**EXERCISE DESCRIPTION**
Give only the number of lines that include the string "сорьцийн".

**DATA FOR THE TASK**
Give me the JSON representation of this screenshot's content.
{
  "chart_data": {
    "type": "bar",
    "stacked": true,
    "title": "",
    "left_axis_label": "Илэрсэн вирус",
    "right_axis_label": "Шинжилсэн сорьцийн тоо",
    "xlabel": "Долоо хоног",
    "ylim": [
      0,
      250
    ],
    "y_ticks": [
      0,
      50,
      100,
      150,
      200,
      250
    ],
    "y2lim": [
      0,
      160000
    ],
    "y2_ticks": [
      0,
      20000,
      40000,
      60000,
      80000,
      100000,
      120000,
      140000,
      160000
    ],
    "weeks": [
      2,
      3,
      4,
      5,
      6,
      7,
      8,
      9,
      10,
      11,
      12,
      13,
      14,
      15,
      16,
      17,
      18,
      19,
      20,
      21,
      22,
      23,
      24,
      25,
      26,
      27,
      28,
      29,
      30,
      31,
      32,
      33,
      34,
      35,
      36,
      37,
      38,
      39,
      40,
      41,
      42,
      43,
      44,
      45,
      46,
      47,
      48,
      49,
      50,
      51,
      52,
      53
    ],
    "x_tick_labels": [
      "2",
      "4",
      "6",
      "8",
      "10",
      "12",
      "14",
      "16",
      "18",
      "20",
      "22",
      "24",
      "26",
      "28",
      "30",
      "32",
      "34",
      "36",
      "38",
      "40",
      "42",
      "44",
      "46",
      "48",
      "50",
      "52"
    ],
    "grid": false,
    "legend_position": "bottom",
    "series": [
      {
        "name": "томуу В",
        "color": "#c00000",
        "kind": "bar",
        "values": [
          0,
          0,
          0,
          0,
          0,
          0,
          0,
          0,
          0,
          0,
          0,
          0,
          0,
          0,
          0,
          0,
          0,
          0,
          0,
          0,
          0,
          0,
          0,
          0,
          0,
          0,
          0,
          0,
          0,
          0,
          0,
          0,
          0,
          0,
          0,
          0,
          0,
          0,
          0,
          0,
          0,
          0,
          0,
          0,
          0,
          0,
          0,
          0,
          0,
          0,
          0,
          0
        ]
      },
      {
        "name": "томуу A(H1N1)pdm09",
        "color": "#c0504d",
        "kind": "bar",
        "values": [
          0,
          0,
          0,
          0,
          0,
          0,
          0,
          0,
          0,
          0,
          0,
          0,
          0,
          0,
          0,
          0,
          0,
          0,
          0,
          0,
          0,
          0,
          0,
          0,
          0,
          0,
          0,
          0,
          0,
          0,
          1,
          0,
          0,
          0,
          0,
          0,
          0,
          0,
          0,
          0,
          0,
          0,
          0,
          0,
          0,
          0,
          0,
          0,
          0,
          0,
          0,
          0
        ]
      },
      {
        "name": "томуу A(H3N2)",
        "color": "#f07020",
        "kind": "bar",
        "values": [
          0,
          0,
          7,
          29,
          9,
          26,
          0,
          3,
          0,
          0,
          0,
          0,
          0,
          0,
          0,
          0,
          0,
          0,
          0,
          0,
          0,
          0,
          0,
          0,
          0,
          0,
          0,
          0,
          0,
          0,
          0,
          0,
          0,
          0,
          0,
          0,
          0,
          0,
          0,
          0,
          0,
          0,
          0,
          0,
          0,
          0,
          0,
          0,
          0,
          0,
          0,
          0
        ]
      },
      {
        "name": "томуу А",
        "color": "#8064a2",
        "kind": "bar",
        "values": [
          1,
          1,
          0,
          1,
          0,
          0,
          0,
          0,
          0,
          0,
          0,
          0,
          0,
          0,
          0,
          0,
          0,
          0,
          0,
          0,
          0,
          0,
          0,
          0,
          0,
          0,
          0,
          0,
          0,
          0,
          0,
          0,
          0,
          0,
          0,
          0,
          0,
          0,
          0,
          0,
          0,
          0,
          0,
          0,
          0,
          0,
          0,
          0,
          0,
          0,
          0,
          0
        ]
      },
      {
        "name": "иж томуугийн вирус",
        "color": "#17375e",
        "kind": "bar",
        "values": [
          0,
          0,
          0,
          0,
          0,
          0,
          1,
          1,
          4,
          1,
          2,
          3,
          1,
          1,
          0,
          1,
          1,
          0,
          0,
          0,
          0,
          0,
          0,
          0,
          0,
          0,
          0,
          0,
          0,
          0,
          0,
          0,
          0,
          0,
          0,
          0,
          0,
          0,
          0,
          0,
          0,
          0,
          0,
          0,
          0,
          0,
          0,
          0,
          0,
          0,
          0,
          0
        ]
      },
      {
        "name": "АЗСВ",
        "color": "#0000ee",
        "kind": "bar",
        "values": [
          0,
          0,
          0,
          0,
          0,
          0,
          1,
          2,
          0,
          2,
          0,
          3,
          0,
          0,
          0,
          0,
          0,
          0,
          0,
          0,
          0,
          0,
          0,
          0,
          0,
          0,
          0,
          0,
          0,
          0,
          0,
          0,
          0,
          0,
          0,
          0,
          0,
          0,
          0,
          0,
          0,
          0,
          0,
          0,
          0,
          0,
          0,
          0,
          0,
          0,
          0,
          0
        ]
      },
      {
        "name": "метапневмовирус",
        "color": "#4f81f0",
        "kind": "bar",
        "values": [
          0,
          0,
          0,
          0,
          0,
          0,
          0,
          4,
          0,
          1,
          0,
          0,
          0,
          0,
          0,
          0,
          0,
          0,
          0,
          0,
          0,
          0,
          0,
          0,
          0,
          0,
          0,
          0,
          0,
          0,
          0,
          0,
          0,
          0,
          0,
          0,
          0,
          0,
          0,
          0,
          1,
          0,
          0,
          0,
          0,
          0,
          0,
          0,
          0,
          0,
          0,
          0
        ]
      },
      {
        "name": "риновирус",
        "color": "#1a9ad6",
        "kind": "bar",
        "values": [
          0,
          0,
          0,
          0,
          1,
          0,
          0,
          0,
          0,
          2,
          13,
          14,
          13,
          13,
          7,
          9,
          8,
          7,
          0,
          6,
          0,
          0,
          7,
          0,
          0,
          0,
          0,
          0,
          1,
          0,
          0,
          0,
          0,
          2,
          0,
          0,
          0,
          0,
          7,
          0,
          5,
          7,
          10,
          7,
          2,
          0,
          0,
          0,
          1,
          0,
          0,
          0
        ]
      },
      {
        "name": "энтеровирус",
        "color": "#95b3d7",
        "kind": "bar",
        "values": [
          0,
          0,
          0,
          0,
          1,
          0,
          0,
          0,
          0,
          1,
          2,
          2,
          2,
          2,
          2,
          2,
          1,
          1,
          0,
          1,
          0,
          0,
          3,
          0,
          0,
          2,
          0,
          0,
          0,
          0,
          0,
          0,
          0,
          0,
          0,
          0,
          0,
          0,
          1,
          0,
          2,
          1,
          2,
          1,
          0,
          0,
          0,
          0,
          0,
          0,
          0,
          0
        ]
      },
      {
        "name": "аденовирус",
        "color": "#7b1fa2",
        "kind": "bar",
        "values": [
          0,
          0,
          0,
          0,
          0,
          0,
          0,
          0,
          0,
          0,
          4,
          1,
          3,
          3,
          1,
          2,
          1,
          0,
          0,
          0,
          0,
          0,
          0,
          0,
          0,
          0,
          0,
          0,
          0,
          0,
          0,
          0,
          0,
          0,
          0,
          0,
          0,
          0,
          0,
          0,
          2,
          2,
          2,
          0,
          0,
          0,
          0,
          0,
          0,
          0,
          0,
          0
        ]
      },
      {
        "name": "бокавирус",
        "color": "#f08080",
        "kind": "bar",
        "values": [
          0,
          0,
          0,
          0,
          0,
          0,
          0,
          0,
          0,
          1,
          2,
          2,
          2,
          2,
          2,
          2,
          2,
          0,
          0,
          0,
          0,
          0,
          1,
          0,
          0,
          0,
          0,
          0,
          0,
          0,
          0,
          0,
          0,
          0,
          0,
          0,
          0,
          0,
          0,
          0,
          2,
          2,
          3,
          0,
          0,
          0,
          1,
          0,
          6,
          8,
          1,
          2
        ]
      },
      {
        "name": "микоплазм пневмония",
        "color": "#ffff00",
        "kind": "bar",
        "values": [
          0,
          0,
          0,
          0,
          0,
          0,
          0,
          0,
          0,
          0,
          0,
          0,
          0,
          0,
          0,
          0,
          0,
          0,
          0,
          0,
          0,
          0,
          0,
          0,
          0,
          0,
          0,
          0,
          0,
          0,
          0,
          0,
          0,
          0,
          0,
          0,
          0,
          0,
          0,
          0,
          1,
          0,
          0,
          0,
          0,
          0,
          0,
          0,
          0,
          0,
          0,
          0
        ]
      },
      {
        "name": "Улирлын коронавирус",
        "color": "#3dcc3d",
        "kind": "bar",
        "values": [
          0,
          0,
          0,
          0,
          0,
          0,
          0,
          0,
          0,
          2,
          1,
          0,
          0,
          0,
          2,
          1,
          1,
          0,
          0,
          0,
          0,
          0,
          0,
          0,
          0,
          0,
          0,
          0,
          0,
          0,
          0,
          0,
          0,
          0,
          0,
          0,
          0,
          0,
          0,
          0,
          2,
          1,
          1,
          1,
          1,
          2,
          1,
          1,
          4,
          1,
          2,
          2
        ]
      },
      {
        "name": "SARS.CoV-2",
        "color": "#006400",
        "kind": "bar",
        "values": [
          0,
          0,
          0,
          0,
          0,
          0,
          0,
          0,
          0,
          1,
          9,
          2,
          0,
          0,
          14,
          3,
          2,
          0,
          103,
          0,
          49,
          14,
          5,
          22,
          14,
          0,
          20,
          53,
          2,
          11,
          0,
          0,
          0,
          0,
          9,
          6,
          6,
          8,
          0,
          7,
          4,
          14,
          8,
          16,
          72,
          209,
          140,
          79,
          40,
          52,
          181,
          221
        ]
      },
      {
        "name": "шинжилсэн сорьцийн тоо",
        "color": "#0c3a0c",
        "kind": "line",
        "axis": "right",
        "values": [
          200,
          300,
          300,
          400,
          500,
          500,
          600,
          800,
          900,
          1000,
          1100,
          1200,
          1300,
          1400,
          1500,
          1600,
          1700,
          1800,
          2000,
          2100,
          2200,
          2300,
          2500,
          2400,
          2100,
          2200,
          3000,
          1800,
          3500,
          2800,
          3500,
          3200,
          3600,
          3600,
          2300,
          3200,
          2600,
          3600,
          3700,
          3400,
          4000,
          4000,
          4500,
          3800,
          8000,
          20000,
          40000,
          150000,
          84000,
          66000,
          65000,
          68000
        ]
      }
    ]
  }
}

**CORRECT RESULT**
2